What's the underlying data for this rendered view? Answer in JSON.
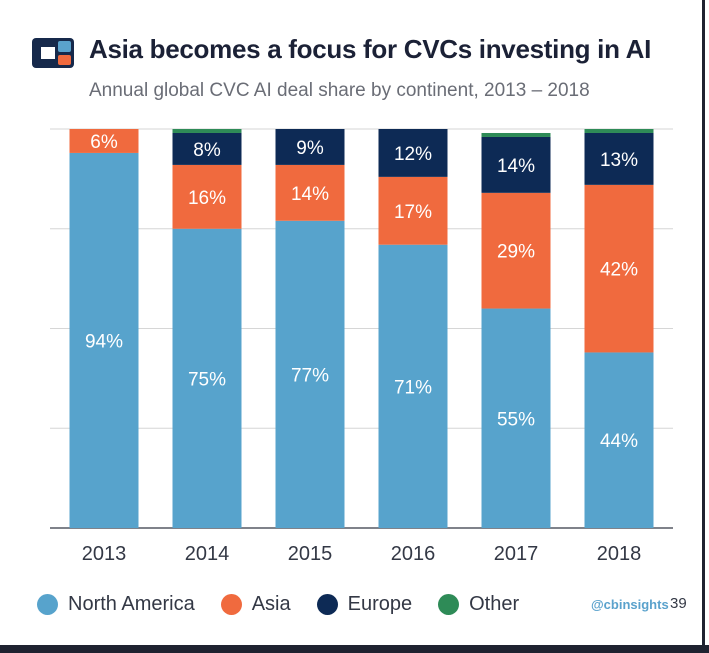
{
  "header": {
    "title": "Asia becomes a focus for CVCs investing in AI",
    "subtitle": "Annual global CVC AI deal share by continent, 2013 – 2018",
    "logo_icon": "cb-insights-logo-icon"
  },
  "chart_data": {
    "type": "bar",
    "stacked": true,
    "title": "Asia becomes a focus for CVCs investing in AI",
    "subtitle": "Annual global CVC AI deal share by continent, 2013 – 2018",
    "categories": [
      "2013",
      "2014",
      "2015",
      "2016",
      "2017",
      "2018"
    ],
    "ylim": [
      0,
      100
    ],
    "grid": true,
    "legend_position": "bottom",
    "series": [
      {
        "name": "North America",
        "color": "#57A3CC",
        "values": [
          94,
          75,
          77,
          71,
          55,
          44
        ],
        "labels": [
          "94%",
          "75%",
          "77%",
          "71%",
          "55%",
          "44%"
        ]
      },
      {
        "name": "Asia",
        "color": "#F06A3E",
        "values": [
          6,
          16,
          14,
          17,
          29,
          42
        ],
        "labels": [
          "6%",
          "16%",
          "14%",
          "17%",
          "29%",
          "42%"
        ]
      },
      {
        "name": "Europe",
        "color": "#0D2A55",
        "values": [
          0,
          8,
          9,
          12,
          14,
          13
        ],
        "labels": [
          "",
          "8%",
          "9%",
          "12%",
          "14%",
          "13%"
        ]
      },
      {
        "name": "Other",
        "color": "#2E8B57",
        "values": [
          0,
          1,
          0,
          0,
          1,
          1
        ],
        "labels": [
          "",
          "",
          "",
          "",
          "",
          ""
        ]
      }
    ]
  },
  "legend": {
    "items": [
      {
        "label": "North America",
        "color": "#57A3CC"
      },
      {
        "label": "Asia",
        "color": "#F06A3E"
      },
      {
        "label": "Europe",
        "color": "#0D2A55"
      },
      {
        "label": "Other",
        "color": "#2E8B57"
      }
    ]
  },
  "footer": {
    "source": "@cbinsights",
    "page_number": "39"
  },
  "colors": {
    "title": "#1B2136",
    "frame": "#1F2230"
  }
}
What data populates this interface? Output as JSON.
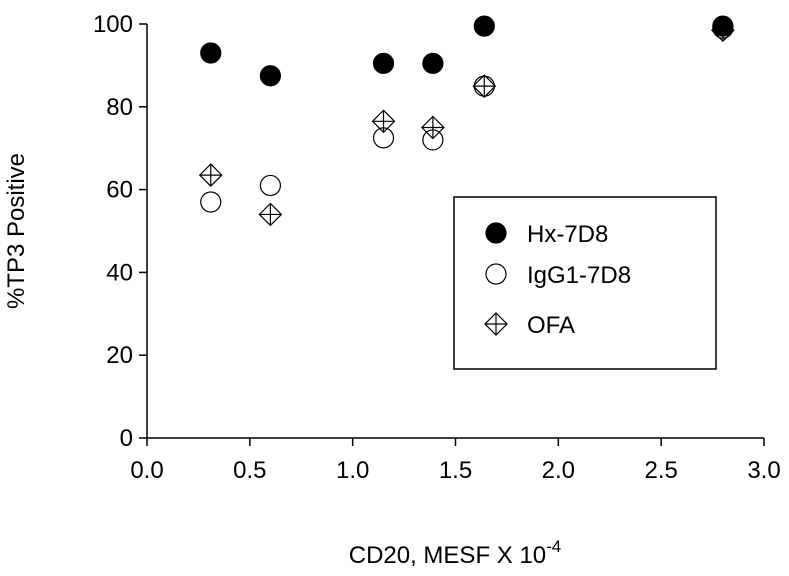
{
  "chart_data": {
    "type": "scatter",
    "xlabel": "CD20, MESF X 10",
    "xlabel_exponent": "-4",
    "ylabel": "%TP3 Positive",
    "xlim": [
      0.0,
      3.0
    ],
    "ylim": [
      0,
      100
    ],
    "xticks": [
      "0.0",
      "0.5",
      "1.0",
      "1.5",
      "2.0",
      "2.5",
      "3.0"
    ],
    "yticks": [
      "0",
      "20",
      "40",
      "60",
      "80",
      "100"
    ],
    "grid": false,
    "legend_position": "center-right",
    "series": [
      {
        "name": "Hx-7D8",
        "marker": "filled-circle",
        "color": "#000000",
        "x": [
          0.31,
          0.6,
          1.15,
          1.39,
          1.64,
          2.8
        ],
        "y": [
          93,
          87.5,
          90.5,
          90.5,
          99.5,
          99.5
        ]
      },
      {
        "name": "IgG1-7D8",
        "marker": "open-circle",
        "color": "#000000",
        "x": [
          0.31,
          0.6,
          1.15,
          1.39,
          1.64,
          2.8
        ],
        "y": [
          57,
          61,
          72.5,
          72,
          85,
          99
        ]
      },
      {
        "name": "OFA",
        "marker": "crossed-diamond",
        "color": "#000000",
        "x": [
          0.31,
          0.6,
          1.15,
          1.39,
          1.64,
          2.8
        ],
        "y": [
          63.5,
          54,
          76.5,
          75,
          85,
          98.5
        ]
      }
    ]
  }
}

-*-*-

:: Written exercise ::
Reproduce all of the data exactly; the pictures do not belong in the copy.

:: Task answer ::
What's the underlying data for this rendered view? Answer in JSON.
{
  "header": {
    "title": "Asia becomes a focus for CVCs investing in AI",
    "subtitle": "Annual global CVC AI deal share by continent, 2013 – 2018",
    "logo_icon": "cb-insights-logo-icon"
  },
  "chart_data": {
    "type": "bar",
    "stacked": true,
    "title": "Asia becomes a focus for CVCs investing in AI",
    "subtitle": "Annual global CVC AI deal share by continent, 2013 – 2018",
    "categories": [
      "2013",
      "2014",
      "2015",
      "2016",
      "2017",
      "2018"
    ],
    "ylim": [
      0,
      100
    ],
    "grid": true,
    "legend_position": "bottom",
    "series": [
      {
        "name": "North America",
        "color": "#57A3CC",
        "values": [
          94,
          75,
          77,
          71,
          55,
          44
        ],
        "labels": [
          "94%",
          "75%",
          "77%",
          "71%",
          "55%",
          "44%"
        ]
      },
      {
        "name": "Asia",
        "color": "#F06A3E",
        "values": [
          6,
          16,
          14,
          17,
          29,
          42
        ],
        "labels": [
          "6%",
          "16%",
          "14%",
          "17%",
          "29%",
          "42%"
        ]
      },
      {
        "name": "Europe",
        "color": "#0D2A55",
        "values": [
          0,
          8,
          9,
          12,
          14,
          13
        ],
        "labels": [
          "",
          "8%",
          "9%",
          "12%",
          "14%",
          "13%"
        ]
      },
      {
        "name": "Other",
        "color": "#2E8B57",
        "values": [
          0,
          1,
          0,
          0,
          1,
          1
        ],
        "labels": [
          "",
          "",
          "",
          "",
          "",
          ""
        ]
      }
    ]
  },
  "legend": {
    "items": [
      {
        "label": "North America",
        "color": "#57A3CC"
      },
      {
        "label": "Asia",
        "color": "#F06A3E"
      },
      {
        "label": "Europe",
        "color": "#0D2A55"
      },
      {
        "label": "Other",
        "color": "#2E8B57"
      }
    ]
  },
  "footer": {
    "source": "@cbinsights",
    "page_number": "39"
  },
  "colors": {
    "title": "#1B2136",
    "frame": "#1F2230"
  }
}
What data populates this interface? Output as JSON.
{
  "chart_data": {
    "type": "scatter",
    "xlabel": "CD20, MESF X 10",
    "xlabel_exponent": "-4",
    "ylabel": "%TP3 Positive",
    "xlim": [
      0.0,
      3.0
    ],
    "ylim": [
      0,
      100
    ],
    "xticks": [
      "0.0",
      "0.5",
      "1.0",
      "1.5",
      "2.0",
      "2.5",
      "3.0"
    ],
    "yticks": [
      "0",
      "20",
      "40",
      "60",
      "80",
      "100"
    ],
    "grid": false,
    "legend_position": "center-right",
    "series": [
      {
        "name": "Hx-7D8",
        "marker": "filled-circle",
        "color": "#000000",
        "x": [
          0.31,
          0.6,
          1.15,
          1.39,
          1.64,
          2.8
        ],
        "y": [
          93,
          87.5,
          90.5,
          90.5,
          99.5,
          99.5
        ]
      },
      {
        "name": "IgG1-7D8",
        "marker": "open-circle",
        "color": "#000000",
        "x": [
          0.31,
          0.6,
          1.15,
          1.39,
          1.64,
          2.8
        ],
        "y": [
          57,
          61,
          72.5,
          72,
          85,
          99
        ]
      },
      {
        "name": "OFA",
        "marker": "crossed-diamond",
        "color": "#000000",
        "x": [
          0.31,
          0.6,
          1.15,
          1.39,
          1.64,
          2.8
        ],
        "y": [
          63.5,
          54,
          76.5,
          75,
          85,
          98.5
        ]
      }
    ]
  }
}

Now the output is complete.